• Given records:
#####

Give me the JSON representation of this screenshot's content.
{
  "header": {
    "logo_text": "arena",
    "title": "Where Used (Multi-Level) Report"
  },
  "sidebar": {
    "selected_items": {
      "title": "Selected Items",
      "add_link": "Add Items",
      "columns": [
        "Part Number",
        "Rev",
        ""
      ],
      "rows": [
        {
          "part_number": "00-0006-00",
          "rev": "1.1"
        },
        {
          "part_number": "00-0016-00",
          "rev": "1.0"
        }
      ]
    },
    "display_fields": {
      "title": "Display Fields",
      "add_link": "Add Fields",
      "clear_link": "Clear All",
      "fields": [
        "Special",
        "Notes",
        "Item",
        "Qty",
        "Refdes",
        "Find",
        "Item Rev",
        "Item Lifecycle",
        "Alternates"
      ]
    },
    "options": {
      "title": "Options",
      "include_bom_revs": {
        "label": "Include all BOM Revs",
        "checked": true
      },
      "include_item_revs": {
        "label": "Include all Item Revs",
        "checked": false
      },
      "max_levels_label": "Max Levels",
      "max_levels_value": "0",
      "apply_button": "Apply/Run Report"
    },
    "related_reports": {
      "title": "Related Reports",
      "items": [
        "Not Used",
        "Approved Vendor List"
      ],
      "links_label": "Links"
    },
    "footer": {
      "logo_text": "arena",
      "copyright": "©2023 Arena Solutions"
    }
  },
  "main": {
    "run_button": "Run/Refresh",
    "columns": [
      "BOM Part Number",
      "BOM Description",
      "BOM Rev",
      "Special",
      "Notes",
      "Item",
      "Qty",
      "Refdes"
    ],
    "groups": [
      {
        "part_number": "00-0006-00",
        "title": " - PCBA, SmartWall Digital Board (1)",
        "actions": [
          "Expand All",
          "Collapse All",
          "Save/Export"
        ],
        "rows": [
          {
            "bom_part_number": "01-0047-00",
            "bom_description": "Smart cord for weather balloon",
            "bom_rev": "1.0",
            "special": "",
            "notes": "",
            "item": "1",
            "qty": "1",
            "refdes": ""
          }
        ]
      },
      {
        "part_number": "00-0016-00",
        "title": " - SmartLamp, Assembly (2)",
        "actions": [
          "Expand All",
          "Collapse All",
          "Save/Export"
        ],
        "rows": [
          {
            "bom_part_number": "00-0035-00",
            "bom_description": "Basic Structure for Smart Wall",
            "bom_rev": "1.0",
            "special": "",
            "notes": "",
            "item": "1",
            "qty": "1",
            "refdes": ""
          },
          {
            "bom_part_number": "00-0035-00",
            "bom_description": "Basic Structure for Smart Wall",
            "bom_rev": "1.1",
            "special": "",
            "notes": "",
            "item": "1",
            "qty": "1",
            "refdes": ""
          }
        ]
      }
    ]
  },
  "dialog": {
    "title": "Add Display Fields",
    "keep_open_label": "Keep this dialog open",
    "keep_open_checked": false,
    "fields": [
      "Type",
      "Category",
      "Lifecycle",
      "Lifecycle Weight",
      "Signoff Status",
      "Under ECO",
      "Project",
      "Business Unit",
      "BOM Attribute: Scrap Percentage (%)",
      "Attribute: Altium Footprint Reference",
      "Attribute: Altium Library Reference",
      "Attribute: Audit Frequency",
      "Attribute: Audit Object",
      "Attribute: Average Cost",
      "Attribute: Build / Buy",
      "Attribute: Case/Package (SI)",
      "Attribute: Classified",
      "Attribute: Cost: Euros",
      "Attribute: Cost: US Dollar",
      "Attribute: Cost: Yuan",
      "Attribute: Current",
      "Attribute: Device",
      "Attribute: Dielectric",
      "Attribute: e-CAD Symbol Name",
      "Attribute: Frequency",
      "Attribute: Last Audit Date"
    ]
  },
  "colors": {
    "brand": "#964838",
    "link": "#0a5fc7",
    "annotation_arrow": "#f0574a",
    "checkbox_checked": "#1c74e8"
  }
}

#####

Reproduce the records in full, exactly as written.

Give me the JSON representation of this screenshot's content.
{
  "header": {
    "logo_text": "arena",
    "title": "Where Used (Multi-Level) Report"
  },
  "sidebar": {
    "selected_items": {
      "title": "Selected Items",
      "add_link": "Add Items",
      "columns": [
        "Part Number",
        "Rev",
        ""
      ],
      "rows": [
        {
          "part_number": "00-0006-00",
          "rev": "1.1"
        },
        {
          "part_number": "00-0016-00",
          "rev": "1.0"
        }
      ]
    },
    "display_fields": {
      "title": "Display Fields",
      "add_link": "Add Fields",
      "clear_link": "Clear All",
      "fields": [
        "Special",
        "Notes",
        "Item",
        "Qty",
        "Refdes",
        "Find",
        "Item Rev",
        "Item Lifecycle",
        "Alternates"
      ]
    },
    "options": {
      "title": "Options",
      "include_bom_revs": {
        "label": "Include all BOM Revs",
        "checked": true
      },
      "include_item_revs": {
        "label": "Include all Item Revs",
        "checked": false
      },
      "max_levels_label": "Max Levels",
      "max_levels_value": "0",
      "apply_button": "Apply/Run Report"
    },
    "related_reports": {
      "title": "Related Reports",
      "items": [
        "Not Used",
        "Approved Vendor List"
      ],
      "links_label": "Links"
    },
    "footer": {
      "logo_text": "arena",
      "copyright": "©2023 Arena Solutions"
    }
  },
  "main": {
    "run_button": "Run/Refresh",
    "columns": [
      "BOM Part Number",
      "BOM Description",
      "BOM Rev",
      "Special",
      "Notes",
      "Item",
      "Qty",
      "Refdes"
    ],
    "groups": [
      {
        "part_number": "00-0006-00",
        "title": " - PCBA, SmartWall Digital Board (1)",
        "actions": [
          "Expand All",
          "Collapse All",
          "Save/Export"
        ],
        "rows": [
          {
            "bom_part_number": "01-0047-00",
            "bom_description": "Smart cord for weather balloon",
            "bom_rev": "1.0",
            "special": "",
            "notes": "",
            "item": "1",
            "qty": "1",
            "refdes": ""
          }
        ]
      },
      {
        "part_number": "00-0016-00",
        "title": " - SmartLamp, Assembly (2)",
        "actions": [
          "Expand All",
          "Collapse All",
          "Save/Export"
        ],
        "rows": [
          {
            "bom_part_number": "00-0035-00",
            "bom_description": "Basic Structure for Smart Wall",
            "bom_rev": "1.0",
            "special": "",
            "notes": "",
            "item": "1",
            "qty": "1",
            "refdes": ""
          },
          {
            "bom_part_number": "00-0035-00",
            "bom_description": "Basic Structure for Smart Wall",
            "bom_rev": "1.1",
            "special": "",
            "notes": "",
            "item": "1",
            "qty": "1",
            "refdes": ""
          }
        ]
      }
    ]
  },
  "dialog": {
    "title": "Add Display Fields",
    "keep_open_label": "Keep this dialog open",
    "keep_open_checked": false,
    "fields": [
      "Type",
      "Category",
      "Lifecycle",
      "Lifecycle Weight",
      "Signoff Status",
      "Under ECO",
      "Project",
      "Business Unit",
      "BOM Attribute: Scrap Percentage (%)",
      "Attribute: Altium Footprint Reference",
      "Attribute: Altium Library Reference",
      "Attribute: Audit Frequency",
      "Attribute: Audit Object",
      "Attribute: Average Cost",
      "Attribute: Build / Buy",
      "Attribute: Case/Package (SI)",
      "Attribute: Classified",
      "Attribute: Cost: Euros",
      "Attribute: Cost: US Dollar",
      "Attribute: Cost: Yuan",
      "Attribute: Current",
      "Attribute: Device",
      "Attribute: Dielectric",
      "Attribute: e-CAD Symbol Name",
      "Attribute: Frequency",
      "Attribute: Last Audit Date"
    ]
  },
  "colors": {
    "brand": "#964838",
    "link": "#0a5fc7",
    "annotation_arrow": "#f0574a",
    "checkbox_checked": "#1c74e8"
  }
}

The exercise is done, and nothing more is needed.